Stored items

--------

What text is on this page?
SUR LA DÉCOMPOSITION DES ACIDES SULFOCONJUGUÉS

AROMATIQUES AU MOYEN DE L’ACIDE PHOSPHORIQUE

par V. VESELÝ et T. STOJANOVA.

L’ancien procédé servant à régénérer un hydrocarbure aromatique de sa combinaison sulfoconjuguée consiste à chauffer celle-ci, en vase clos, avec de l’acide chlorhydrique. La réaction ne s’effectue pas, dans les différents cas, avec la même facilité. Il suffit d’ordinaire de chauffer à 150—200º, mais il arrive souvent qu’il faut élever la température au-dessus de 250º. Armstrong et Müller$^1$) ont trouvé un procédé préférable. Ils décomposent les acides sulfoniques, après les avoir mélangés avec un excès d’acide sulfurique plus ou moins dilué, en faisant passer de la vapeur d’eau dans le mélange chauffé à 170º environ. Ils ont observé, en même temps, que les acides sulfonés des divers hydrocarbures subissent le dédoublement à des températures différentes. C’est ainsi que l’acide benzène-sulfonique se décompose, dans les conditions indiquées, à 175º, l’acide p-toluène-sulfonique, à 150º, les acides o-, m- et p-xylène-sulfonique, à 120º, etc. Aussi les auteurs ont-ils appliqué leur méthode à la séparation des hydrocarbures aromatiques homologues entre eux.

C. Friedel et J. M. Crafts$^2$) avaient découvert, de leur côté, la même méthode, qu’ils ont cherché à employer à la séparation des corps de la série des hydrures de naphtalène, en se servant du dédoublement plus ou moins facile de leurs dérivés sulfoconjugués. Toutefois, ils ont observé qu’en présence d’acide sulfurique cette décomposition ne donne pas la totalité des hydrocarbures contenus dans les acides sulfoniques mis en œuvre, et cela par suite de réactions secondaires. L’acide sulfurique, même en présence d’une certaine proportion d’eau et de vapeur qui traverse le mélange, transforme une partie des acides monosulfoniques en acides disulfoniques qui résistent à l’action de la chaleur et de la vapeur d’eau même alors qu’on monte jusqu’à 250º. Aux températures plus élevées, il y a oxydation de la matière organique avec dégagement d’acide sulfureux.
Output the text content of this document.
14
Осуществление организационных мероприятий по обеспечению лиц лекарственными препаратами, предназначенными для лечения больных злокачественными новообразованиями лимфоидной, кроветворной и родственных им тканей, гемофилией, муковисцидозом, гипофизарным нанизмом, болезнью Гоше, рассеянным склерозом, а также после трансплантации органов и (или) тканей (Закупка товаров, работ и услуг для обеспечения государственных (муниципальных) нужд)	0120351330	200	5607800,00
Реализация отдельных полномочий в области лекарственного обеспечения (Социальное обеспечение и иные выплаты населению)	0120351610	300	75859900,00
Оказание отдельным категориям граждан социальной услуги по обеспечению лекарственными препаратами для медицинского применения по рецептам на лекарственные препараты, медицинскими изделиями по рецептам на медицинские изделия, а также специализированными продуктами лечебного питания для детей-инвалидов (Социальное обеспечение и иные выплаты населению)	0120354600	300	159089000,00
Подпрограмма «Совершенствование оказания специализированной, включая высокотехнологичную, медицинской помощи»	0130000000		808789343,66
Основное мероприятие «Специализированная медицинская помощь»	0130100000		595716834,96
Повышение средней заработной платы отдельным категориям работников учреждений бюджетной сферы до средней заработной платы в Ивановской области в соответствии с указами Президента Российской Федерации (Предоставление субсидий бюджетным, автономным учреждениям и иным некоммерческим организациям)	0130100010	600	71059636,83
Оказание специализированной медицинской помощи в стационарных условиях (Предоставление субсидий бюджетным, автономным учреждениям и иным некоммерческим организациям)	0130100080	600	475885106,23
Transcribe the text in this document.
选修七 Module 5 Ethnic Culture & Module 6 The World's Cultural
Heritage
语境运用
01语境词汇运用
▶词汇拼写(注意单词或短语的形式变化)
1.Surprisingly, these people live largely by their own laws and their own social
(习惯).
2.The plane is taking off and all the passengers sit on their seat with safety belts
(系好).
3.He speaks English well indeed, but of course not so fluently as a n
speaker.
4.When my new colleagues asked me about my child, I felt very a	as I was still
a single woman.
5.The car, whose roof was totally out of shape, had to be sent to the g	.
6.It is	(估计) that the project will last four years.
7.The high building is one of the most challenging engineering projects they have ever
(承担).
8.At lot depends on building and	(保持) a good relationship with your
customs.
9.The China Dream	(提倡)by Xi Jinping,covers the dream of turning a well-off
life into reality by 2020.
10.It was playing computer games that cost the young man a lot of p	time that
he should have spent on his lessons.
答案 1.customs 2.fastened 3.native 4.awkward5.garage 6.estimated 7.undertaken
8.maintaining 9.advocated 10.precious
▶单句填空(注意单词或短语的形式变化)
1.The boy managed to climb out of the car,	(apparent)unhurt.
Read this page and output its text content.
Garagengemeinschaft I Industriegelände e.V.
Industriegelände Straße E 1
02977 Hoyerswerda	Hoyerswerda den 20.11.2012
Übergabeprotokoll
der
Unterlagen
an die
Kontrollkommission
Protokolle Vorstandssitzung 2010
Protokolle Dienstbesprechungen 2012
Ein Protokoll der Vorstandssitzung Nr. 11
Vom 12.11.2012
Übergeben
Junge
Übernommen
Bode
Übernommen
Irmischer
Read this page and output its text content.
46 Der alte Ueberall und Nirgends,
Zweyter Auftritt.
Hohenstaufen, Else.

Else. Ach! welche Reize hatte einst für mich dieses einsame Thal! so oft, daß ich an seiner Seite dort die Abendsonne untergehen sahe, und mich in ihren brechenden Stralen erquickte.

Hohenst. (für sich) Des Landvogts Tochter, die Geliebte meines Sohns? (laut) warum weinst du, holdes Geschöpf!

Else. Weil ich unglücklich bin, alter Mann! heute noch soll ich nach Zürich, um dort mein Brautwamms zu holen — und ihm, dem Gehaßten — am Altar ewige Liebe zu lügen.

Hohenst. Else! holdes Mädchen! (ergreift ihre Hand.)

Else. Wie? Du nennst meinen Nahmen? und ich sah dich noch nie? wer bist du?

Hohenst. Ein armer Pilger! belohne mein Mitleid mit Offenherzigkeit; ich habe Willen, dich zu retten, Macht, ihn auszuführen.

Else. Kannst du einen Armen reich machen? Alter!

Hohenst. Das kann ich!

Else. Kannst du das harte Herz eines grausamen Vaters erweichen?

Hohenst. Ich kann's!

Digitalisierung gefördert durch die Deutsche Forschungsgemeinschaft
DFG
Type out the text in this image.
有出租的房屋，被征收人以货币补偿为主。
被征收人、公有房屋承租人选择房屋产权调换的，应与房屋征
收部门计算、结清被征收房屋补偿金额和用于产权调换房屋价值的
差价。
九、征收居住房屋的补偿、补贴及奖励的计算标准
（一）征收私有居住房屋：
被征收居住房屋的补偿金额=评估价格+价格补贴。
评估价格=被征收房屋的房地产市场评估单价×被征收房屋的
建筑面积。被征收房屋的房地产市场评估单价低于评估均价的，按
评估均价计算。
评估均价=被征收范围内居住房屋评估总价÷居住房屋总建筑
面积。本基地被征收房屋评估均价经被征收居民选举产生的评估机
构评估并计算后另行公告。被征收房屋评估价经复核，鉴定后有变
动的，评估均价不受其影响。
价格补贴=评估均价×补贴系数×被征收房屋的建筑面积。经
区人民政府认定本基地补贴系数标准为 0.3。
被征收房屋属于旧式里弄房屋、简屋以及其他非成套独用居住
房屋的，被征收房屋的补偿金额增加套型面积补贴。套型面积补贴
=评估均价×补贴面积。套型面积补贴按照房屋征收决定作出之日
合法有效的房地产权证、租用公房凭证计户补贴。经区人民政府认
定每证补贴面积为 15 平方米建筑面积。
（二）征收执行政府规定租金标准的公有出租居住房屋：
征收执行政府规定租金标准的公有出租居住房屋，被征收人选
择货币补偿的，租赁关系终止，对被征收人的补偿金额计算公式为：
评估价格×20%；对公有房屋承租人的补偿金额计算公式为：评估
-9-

--------

> **Instructions to follow**:
In the entries above, find lines with "评估价格" and copy each.

> **Finished task**:
被征收居住房屋的补偿金额=评估价格+价格补贴。
评估价格=被征收房屋的房地产市场评估单价×被征收房屋的
评估价格×20%；对公有房屋承租人的补偿金额计算公式为：评估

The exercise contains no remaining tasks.